Data records:
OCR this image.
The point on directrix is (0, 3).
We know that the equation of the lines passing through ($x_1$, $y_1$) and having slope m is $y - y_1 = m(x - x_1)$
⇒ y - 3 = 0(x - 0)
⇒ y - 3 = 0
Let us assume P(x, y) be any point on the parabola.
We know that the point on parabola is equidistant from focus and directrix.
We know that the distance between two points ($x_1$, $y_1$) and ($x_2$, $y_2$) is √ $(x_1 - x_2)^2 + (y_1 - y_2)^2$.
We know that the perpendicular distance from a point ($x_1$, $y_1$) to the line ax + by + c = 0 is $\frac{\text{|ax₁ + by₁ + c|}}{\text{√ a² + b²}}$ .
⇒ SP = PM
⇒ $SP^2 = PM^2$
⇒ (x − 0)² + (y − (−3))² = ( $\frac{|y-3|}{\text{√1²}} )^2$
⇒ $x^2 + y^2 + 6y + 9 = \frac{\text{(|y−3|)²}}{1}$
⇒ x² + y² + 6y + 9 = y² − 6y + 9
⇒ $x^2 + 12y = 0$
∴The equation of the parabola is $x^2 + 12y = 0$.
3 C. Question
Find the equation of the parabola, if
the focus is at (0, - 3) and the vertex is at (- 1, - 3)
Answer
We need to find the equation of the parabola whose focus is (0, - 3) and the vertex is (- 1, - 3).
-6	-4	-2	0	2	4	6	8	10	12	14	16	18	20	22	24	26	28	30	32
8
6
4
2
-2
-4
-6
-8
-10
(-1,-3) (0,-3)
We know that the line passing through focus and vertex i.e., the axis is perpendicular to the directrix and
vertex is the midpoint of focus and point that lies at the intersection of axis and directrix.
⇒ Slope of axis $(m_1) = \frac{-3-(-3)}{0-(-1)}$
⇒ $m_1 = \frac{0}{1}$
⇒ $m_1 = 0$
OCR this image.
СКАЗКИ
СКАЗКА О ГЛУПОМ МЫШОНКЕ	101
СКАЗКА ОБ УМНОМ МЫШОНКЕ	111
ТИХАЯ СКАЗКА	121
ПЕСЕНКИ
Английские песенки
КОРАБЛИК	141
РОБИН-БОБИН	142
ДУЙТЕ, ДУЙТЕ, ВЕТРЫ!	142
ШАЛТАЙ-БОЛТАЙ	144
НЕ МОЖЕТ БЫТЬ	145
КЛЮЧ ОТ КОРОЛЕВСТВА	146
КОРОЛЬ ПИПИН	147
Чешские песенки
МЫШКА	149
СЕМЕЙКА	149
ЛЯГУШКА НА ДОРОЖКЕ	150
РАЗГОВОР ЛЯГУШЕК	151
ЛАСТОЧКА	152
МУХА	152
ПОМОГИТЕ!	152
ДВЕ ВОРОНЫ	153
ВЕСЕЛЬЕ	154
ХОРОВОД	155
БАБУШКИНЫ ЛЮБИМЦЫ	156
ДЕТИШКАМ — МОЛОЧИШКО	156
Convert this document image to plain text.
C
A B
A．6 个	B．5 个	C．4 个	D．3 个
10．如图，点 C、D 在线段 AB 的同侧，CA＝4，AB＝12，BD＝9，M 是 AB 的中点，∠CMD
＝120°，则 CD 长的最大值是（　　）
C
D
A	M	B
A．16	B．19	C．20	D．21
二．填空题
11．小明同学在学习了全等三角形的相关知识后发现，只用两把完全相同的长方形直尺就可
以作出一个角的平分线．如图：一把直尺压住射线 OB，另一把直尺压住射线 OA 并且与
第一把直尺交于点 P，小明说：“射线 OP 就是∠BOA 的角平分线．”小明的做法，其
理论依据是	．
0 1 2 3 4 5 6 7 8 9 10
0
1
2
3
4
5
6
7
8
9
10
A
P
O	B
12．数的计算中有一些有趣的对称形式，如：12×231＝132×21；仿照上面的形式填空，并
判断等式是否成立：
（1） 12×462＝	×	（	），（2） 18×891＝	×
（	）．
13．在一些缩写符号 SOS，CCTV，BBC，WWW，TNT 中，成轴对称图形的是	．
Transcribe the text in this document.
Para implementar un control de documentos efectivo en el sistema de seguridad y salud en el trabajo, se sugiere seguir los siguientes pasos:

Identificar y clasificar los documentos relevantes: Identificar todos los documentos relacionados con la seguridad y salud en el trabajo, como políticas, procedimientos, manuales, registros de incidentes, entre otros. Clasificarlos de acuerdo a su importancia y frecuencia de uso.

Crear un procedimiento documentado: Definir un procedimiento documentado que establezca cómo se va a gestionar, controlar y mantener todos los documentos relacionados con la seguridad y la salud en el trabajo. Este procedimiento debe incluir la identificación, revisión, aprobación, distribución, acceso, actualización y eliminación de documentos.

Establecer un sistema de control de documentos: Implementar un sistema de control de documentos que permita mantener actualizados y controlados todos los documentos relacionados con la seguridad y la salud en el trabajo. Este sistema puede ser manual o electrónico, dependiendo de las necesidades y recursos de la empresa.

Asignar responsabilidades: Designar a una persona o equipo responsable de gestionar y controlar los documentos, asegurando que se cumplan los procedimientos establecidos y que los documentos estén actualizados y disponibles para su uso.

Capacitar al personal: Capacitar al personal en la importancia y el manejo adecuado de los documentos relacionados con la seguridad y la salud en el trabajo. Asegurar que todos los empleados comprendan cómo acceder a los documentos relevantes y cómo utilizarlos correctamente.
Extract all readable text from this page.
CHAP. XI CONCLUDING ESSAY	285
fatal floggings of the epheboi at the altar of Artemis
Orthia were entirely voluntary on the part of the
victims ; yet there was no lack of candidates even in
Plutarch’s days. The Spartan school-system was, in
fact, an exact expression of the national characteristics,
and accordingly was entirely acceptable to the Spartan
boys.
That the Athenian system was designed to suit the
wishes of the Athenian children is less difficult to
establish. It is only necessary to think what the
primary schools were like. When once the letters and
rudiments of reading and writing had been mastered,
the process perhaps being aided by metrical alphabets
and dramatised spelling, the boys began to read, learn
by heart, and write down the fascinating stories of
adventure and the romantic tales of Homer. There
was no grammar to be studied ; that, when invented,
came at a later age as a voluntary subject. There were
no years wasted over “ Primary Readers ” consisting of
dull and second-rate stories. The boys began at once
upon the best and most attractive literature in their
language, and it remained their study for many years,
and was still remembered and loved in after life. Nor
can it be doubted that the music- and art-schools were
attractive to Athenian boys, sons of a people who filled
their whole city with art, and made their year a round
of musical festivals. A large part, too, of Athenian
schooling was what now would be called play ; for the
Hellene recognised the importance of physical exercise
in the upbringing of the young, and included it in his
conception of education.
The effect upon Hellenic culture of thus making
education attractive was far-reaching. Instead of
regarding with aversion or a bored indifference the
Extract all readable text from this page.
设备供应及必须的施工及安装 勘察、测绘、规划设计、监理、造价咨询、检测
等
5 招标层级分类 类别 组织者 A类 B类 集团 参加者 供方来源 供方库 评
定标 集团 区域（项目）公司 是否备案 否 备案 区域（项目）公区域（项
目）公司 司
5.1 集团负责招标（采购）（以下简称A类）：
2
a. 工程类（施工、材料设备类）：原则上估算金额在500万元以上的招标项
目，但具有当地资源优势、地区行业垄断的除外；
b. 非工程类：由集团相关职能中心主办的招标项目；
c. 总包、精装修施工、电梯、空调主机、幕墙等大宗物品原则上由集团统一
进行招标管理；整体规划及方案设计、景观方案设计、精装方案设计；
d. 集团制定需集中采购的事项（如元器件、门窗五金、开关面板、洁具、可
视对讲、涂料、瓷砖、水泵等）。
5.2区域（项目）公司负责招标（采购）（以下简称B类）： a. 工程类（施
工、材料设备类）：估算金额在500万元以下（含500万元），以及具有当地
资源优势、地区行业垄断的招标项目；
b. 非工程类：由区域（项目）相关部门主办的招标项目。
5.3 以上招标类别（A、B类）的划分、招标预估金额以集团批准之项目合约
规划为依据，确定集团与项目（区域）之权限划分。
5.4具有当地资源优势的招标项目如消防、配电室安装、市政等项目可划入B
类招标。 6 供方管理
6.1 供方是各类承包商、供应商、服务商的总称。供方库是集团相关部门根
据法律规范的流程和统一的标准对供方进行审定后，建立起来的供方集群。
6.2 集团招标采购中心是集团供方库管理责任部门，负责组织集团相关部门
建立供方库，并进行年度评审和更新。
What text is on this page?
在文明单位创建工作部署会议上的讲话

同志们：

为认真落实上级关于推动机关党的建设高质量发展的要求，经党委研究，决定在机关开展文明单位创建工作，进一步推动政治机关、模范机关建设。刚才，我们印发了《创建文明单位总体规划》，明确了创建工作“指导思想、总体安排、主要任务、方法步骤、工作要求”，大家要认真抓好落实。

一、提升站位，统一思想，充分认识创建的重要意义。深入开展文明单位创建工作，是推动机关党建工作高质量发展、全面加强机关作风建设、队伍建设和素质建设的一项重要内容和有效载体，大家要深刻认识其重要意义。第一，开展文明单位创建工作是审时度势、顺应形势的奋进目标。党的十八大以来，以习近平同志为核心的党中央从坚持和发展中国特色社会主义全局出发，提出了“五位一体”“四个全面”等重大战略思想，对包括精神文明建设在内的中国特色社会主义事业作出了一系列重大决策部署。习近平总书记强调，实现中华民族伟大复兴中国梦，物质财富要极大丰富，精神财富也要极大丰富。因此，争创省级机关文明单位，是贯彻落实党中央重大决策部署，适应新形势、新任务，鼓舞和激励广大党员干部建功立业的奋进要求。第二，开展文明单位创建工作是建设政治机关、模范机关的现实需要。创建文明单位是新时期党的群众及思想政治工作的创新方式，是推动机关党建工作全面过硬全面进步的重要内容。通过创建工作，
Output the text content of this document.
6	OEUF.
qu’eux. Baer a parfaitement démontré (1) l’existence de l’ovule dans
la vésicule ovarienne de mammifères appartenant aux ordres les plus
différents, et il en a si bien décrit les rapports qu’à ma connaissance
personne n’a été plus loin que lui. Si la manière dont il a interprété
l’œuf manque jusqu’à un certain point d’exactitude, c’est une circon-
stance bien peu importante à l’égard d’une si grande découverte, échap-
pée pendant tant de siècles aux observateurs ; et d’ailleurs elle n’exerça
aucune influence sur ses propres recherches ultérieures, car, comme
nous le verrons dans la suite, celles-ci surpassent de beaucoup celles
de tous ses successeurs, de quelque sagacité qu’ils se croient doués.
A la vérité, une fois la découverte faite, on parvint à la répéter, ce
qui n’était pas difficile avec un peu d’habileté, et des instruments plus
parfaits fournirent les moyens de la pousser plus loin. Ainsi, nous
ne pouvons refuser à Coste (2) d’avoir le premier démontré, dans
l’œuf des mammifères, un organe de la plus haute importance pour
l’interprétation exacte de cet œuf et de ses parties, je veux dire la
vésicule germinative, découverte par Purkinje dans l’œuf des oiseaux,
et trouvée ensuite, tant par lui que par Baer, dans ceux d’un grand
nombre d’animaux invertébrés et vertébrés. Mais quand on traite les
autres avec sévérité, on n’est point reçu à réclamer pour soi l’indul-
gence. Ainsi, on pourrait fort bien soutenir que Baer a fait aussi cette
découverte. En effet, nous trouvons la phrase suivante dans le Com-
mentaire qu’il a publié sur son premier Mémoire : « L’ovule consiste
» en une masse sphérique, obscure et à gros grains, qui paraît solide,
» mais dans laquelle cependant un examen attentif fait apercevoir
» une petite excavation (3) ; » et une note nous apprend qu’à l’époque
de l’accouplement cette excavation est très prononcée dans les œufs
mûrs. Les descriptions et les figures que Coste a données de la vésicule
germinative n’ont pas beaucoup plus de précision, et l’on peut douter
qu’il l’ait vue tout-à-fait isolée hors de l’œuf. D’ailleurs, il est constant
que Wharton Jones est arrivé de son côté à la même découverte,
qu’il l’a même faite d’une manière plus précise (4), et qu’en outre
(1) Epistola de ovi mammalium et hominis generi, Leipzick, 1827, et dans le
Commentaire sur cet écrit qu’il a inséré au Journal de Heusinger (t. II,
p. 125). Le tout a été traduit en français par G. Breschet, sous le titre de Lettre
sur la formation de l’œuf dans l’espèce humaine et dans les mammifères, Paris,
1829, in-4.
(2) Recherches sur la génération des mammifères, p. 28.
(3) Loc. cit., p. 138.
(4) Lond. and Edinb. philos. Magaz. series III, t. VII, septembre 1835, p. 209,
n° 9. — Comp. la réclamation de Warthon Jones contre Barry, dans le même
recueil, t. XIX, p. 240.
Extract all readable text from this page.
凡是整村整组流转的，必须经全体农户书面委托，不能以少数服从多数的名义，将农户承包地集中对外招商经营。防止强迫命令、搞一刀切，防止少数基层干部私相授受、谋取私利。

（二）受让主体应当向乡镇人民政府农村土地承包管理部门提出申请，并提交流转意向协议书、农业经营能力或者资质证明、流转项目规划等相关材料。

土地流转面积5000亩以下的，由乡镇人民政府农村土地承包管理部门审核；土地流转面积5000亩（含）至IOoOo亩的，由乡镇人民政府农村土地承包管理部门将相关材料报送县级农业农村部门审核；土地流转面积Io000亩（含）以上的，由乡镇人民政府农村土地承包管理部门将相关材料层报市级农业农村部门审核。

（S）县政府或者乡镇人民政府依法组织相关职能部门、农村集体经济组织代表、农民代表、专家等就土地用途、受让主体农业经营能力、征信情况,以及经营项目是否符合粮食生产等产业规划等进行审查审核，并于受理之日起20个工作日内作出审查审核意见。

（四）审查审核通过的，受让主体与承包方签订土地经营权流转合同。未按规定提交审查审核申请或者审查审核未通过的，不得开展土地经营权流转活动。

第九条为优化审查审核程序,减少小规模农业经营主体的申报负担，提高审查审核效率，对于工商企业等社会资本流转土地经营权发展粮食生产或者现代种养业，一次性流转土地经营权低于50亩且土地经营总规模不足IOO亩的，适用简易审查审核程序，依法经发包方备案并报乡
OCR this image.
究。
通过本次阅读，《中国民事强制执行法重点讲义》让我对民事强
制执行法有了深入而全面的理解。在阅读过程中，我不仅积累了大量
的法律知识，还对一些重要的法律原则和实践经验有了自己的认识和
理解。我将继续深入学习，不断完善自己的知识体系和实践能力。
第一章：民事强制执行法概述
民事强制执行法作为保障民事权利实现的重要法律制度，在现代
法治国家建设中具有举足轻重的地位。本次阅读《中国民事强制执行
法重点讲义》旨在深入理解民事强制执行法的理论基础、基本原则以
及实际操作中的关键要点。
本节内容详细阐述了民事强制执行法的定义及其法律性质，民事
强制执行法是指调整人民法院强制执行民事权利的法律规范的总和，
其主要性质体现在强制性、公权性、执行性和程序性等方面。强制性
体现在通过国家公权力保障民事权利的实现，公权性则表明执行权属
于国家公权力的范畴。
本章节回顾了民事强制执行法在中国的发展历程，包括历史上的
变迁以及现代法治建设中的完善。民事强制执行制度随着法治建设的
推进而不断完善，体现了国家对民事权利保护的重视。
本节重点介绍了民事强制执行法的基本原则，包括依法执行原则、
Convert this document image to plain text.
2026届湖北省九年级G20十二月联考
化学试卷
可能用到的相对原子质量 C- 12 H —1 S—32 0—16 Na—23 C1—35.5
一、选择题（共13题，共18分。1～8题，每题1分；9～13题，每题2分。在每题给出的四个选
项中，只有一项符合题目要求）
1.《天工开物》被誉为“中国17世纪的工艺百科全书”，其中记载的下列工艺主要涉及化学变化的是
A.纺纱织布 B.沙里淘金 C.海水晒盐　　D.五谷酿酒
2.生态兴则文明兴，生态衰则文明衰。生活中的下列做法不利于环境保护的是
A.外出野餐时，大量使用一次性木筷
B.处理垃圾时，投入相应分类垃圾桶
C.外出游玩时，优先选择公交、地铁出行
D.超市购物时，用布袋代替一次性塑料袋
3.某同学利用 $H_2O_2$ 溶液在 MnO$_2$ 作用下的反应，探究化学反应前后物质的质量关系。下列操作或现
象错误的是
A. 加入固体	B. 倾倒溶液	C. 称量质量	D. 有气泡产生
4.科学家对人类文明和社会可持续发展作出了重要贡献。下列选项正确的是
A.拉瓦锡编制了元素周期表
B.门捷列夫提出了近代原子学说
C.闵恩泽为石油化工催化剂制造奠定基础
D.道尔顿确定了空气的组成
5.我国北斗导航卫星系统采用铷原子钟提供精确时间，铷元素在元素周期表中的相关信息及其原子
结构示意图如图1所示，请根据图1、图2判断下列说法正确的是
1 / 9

Problem requirements:
List each line holding the string "ailleurs".

Solution for this exercise:
pée pendant tant de siècles aux observateurs ; et d’ailleurs elle n’exerça
qu’il l’ait vue tout-à-fait isolée hors de l’œuf. D’ailleurs, il est constant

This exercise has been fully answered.